### Written problem
From the data that follows, copy every line holding the string "Model".

(Dataset items)
※ ※ ※
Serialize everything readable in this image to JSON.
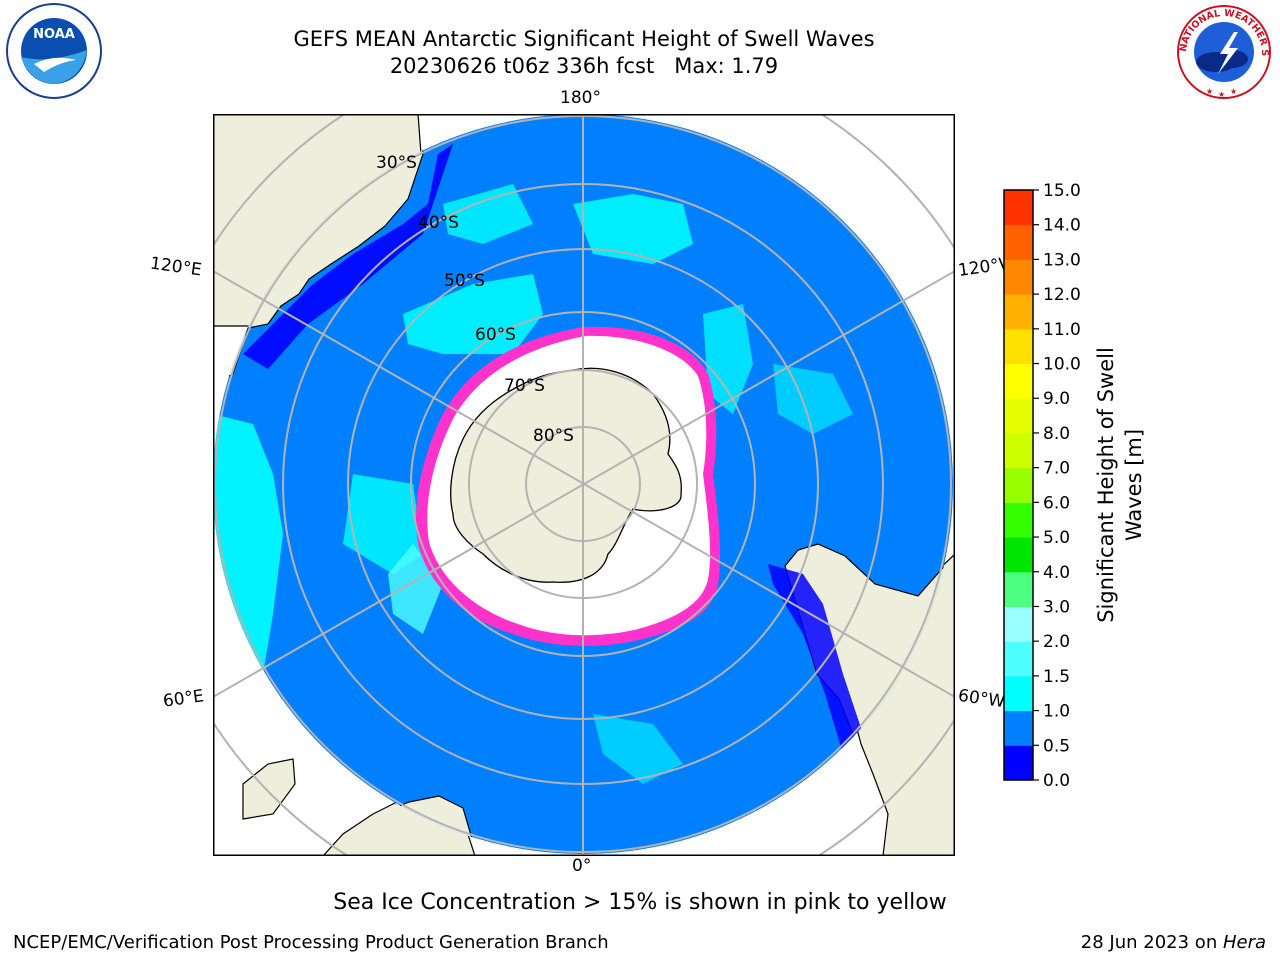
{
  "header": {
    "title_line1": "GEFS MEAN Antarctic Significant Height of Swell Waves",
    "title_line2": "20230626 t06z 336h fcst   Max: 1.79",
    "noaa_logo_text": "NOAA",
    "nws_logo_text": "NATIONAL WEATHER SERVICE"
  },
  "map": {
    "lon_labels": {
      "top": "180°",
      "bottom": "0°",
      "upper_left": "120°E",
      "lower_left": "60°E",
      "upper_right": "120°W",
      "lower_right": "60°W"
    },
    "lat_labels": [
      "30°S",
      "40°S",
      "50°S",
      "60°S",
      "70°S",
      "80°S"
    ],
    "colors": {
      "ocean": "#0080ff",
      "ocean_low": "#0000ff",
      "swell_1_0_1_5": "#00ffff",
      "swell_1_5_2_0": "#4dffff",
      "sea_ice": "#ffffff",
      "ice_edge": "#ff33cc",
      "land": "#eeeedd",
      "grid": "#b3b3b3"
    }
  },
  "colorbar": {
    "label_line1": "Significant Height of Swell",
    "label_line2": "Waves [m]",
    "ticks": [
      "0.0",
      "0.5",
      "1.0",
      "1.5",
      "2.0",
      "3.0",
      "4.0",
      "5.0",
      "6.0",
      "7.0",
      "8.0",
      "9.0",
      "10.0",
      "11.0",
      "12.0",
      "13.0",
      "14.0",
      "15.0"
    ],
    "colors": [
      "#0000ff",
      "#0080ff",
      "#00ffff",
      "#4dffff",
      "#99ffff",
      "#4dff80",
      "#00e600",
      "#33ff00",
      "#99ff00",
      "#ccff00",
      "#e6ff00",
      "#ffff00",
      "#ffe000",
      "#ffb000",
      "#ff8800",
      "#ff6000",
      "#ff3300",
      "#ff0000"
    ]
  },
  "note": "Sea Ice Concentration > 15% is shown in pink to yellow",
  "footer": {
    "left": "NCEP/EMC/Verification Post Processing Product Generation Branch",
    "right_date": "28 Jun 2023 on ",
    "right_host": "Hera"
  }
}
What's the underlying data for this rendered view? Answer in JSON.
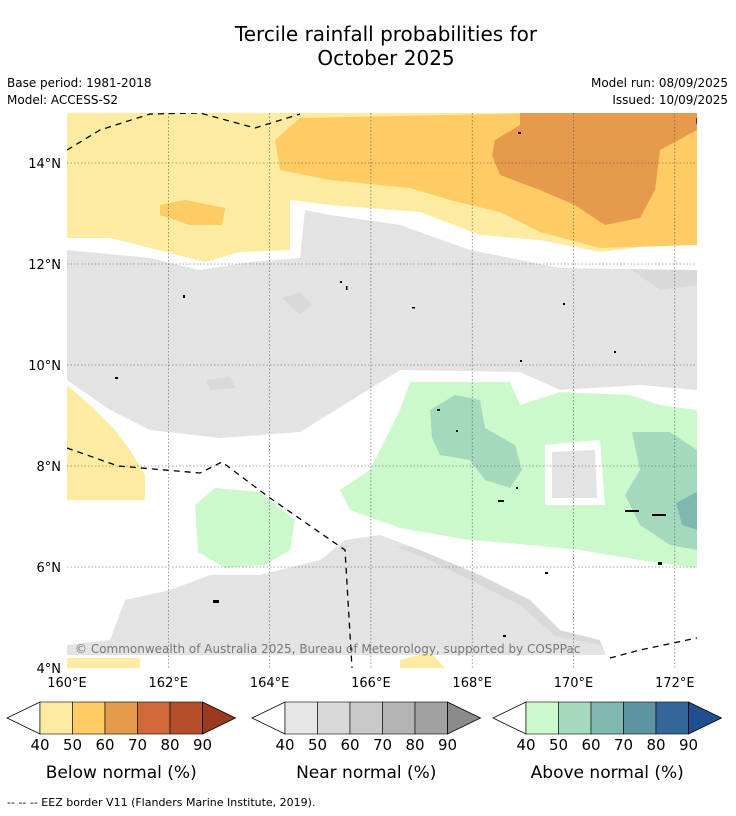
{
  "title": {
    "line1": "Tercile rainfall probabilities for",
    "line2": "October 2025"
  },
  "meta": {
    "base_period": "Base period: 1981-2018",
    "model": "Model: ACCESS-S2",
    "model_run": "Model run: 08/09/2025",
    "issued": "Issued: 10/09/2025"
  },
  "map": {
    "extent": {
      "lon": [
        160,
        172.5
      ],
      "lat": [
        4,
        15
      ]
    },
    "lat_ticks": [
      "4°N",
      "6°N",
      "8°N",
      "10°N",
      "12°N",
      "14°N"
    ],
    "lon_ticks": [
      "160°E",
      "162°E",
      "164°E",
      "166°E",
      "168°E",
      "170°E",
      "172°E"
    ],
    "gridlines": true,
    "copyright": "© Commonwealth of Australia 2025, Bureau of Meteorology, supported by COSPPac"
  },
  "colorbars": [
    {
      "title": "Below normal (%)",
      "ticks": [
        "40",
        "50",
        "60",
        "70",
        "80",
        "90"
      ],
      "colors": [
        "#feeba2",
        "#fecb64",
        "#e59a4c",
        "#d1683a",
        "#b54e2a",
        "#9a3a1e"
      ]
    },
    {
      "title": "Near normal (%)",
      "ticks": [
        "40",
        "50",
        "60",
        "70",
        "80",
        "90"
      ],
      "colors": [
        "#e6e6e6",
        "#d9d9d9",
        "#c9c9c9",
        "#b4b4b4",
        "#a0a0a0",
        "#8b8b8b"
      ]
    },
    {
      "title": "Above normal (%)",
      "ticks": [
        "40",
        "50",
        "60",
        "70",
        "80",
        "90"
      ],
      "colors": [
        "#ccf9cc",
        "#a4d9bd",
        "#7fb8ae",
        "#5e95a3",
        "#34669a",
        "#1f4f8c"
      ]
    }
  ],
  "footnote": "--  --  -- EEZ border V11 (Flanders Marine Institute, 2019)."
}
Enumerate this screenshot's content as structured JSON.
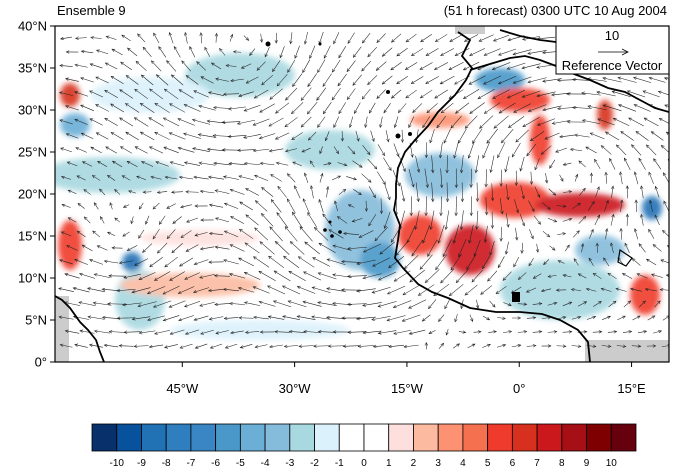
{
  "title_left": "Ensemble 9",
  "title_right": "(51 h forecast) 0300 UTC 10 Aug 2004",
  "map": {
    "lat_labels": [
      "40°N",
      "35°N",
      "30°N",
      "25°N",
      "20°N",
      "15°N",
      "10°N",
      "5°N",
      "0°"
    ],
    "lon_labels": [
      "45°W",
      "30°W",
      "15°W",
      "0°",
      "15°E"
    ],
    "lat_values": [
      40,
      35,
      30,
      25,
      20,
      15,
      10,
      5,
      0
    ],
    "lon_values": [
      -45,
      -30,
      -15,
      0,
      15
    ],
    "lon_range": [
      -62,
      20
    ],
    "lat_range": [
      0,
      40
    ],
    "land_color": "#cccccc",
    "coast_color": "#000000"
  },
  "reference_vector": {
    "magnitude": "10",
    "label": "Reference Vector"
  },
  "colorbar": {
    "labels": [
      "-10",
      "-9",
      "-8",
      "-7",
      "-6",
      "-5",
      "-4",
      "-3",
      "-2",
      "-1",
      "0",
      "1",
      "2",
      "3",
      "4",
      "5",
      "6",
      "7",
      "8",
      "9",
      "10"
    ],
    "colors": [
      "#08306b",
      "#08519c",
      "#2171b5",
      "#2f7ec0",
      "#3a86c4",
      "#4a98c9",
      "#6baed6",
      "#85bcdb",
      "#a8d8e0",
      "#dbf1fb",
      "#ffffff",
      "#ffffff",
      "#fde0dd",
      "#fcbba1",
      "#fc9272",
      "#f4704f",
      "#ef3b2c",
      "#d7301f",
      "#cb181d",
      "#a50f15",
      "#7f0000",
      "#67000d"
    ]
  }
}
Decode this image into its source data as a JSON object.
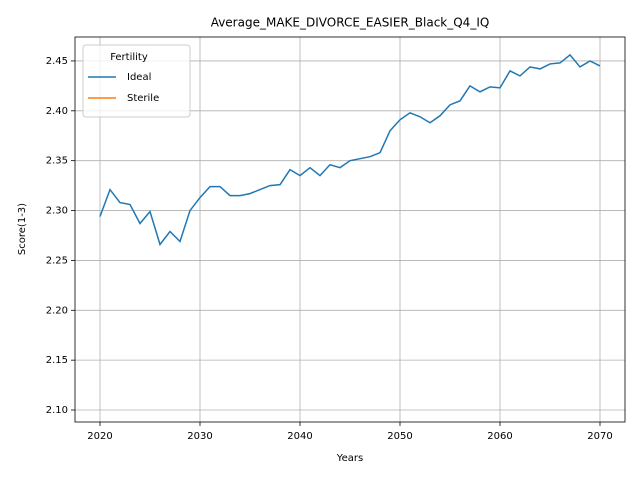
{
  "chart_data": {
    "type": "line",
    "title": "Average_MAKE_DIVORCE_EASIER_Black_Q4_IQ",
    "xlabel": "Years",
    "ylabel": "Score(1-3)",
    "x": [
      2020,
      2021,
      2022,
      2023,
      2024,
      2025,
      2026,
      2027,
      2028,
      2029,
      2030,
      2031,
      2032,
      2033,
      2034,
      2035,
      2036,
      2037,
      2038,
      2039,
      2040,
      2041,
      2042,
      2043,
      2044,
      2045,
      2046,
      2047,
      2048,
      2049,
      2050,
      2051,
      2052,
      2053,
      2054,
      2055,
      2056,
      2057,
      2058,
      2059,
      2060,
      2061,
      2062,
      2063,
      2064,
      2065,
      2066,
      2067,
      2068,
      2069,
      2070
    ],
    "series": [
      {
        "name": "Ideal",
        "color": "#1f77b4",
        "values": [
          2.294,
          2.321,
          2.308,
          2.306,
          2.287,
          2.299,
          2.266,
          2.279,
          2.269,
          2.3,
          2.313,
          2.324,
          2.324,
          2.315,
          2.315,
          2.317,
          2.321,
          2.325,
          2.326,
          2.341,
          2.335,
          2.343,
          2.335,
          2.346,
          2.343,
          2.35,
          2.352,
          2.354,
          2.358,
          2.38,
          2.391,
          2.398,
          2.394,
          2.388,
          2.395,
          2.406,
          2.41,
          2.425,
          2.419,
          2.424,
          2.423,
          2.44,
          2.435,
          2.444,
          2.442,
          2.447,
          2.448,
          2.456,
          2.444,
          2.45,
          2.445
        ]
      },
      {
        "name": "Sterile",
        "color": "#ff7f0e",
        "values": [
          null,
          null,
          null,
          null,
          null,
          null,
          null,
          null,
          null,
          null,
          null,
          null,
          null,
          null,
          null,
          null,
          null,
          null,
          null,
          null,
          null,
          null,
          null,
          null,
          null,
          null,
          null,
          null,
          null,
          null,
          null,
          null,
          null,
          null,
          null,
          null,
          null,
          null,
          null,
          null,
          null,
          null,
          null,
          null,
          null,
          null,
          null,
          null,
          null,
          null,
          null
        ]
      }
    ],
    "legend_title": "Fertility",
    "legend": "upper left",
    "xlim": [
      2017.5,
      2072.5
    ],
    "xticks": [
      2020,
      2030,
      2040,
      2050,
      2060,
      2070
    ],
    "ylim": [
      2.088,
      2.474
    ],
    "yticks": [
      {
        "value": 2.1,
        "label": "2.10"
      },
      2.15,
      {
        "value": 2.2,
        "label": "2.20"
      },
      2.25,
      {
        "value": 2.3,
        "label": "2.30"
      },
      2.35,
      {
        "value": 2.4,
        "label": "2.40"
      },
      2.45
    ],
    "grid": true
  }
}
※ ※ ※
### Answer below
    "model": "Model: ACCESS-S2",
    "model_run": "Model run: 08/09/2025",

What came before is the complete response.